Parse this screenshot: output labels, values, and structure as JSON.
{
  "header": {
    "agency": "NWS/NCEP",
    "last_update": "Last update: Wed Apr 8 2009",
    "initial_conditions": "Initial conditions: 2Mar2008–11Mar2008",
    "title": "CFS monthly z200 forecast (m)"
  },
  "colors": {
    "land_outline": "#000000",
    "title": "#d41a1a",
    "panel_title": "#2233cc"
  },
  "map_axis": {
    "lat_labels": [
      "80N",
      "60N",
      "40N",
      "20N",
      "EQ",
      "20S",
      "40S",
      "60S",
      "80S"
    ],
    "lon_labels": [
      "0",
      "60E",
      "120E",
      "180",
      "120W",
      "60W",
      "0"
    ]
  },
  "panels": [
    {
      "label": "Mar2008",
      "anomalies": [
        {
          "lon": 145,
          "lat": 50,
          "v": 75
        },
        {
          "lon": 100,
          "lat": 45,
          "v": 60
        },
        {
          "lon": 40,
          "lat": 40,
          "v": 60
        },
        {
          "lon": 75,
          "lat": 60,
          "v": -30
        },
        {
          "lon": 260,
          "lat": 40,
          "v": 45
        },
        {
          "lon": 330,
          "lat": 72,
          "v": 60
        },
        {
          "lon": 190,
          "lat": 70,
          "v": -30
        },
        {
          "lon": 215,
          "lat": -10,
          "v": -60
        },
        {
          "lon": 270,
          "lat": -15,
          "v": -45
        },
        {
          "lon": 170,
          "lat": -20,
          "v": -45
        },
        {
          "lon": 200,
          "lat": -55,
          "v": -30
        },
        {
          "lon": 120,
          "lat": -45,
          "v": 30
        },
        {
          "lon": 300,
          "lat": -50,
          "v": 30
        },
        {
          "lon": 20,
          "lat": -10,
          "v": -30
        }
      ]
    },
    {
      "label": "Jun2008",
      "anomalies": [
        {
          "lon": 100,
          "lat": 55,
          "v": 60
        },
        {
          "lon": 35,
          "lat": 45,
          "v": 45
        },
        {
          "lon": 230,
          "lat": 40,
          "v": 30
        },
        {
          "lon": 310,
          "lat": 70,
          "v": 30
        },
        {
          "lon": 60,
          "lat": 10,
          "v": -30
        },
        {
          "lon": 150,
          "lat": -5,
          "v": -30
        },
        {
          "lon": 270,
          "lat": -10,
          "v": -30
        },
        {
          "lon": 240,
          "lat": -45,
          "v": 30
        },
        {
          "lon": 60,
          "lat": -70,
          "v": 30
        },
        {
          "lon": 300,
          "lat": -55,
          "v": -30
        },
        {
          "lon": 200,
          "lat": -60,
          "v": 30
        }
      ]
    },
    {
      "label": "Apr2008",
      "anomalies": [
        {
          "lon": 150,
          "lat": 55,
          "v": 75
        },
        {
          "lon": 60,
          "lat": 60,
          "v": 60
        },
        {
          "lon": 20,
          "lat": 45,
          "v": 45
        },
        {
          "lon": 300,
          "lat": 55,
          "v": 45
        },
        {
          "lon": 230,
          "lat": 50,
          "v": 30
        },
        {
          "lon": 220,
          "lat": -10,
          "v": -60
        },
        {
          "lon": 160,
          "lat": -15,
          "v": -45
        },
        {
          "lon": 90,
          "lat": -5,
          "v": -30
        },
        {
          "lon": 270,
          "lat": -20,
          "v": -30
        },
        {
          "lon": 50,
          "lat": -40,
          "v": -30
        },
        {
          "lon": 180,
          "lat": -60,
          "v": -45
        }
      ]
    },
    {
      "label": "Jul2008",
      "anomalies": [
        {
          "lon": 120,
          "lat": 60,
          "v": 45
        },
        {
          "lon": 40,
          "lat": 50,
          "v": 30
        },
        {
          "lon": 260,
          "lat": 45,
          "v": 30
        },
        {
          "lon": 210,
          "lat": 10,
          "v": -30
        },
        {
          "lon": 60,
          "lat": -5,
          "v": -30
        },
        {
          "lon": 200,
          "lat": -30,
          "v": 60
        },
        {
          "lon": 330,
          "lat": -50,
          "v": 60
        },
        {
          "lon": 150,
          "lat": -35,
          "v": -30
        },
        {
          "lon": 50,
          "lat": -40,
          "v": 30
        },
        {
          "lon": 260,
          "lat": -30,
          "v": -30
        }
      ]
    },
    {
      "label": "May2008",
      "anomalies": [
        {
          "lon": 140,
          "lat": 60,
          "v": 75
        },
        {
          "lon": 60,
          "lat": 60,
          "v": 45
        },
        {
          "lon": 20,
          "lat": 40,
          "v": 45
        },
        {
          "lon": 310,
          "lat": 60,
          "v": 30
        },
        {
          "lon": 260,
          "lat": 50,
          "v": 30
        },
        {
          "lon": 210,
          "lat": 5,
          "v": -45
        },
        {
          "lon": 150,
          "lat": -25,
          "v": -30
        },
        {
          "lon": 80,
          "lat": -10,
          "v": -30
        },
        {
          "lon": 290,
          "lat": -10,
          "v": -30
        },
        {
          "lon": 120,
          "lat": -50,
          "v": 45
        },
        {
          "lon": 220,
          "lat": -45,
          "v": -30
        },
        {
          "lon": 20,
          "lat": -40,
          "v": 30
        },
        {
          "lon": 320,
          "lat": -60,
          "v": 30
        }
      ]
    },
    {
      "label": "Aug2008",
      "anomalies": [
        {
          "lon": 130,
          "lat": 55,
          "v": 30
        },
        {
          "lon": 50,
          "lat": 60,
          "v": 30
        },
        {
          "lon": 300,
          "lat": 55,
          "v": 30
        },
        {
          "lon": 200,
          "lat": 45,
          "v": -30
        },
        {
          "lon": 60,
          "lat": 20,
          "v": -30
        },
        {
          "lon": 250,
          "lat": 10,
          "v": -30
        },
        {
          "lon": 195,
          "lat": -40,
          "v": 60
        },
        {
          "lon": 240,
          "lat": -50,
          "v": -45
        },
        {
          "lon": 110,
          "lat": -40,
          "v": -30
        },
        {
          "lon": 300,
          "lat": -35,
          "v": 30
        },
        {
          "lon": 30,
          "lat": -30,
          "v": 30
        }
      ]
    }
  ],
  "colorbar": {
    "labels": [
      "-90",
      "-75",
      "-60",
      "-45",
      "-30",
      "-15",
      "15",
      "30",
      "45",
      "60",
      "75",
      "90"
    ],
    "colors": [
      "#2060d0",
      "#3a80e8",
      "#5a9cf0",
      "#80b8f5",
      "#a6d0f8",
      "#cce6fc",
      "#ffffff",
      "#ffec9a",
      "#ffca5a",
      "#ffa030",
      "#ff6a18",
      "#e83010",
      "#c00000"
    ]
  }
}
========================================================================
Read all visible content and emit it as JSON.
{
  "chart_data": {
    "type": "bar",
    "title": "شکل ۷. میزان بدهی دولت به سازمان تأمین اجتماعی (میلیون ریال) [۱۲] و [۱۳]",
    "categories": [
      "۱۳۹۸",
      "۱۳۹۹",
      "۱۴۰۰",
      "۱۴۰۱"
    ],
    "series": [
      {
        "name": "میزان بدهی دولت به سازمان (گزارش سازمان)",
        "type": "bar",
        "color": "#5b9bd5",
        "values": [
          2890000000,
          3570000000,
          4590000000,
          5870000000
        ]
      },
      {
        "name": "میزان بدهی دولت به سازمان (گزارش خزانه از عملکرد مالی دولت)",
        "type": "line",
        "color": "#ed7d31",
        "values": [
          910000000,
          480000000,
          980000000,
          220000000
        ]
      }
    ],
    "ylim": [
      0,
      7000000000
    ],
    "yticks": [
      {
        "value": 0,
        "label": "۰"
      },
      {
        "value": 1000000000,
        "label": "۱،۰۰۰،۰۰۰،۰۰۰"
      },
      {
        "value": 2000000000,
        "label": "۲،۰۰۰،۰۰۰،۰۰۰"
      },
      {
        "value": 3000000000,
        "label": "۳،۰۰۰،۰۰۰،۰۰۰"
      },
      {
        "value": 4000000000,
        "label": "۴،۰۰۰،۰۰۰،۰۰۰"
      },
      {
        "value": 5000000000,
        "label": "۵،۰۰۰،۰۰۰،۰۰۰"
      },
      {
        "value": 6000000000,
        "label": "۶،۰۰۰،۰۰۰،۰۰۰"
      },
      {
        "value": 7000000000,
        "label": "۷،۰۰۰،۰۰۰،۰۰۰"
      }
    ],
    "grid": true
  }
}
========================================================================
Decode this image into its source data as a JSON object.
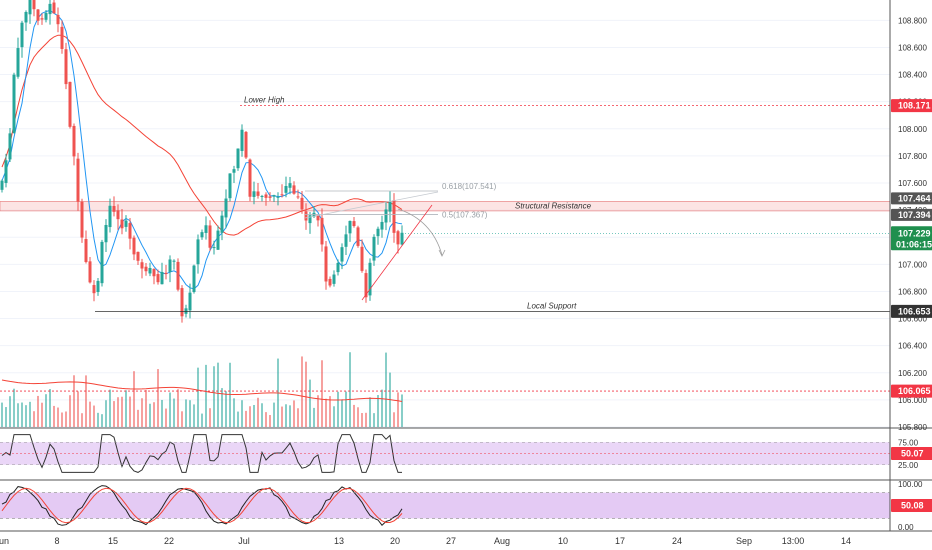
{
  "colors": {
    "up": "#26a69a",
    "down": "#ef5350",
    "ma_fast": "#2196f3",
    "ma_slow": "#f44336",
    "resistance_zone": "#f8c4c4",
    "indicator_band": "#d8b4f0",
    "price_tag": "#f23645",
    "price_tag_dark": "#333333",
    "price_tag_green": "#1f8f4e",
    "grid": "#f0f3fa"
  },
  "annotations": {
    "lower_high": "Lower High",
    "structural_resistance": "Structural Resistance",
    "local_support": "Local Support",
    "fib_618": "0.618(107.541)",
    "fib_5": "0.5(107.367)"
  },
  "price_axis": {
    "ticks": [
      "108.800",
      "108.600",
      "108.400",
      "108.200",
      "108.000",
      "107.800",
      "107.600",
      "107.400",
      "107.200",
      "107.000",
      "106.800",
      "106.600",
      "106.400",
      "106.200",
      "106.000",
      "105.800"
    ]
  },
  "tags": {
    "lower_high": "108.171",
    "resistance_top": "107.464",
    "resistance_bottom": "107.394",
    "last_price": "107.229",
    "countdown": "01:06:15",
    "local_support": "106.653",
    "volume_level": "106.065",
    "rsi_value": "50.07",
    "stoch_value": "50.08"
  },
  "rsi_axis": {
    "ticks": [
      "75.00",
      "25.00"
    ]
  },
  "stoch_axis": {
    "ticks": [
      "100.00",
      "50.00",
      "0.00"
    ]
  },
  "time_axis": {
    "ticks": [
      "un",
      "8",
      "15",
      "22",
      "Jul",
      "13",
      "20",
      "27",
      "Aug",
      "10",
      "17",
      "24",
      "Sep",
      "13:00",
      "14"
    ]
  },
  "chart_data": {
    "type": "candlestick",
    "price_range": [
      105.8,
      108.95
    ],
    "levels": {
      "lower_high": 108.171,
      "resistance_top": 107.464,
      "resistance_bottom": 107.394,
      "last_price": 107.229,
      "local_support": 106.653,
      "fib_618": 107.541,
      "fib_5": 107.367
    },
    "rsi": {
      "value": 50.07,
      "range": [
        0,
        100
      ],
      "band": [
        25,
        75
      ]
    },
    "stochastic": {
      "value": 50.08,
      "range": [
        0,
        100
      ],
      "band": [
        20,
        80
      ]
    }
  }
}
========================================================================
§ **What you should do**
Take every line containing the word "JSON" and copy it.

§ **Expected answer**
Parse this screenshot: output labels, values, and structure as JSON.
Read all visible content and emit it as JSON.
Decode this image into its source data as a JSON object.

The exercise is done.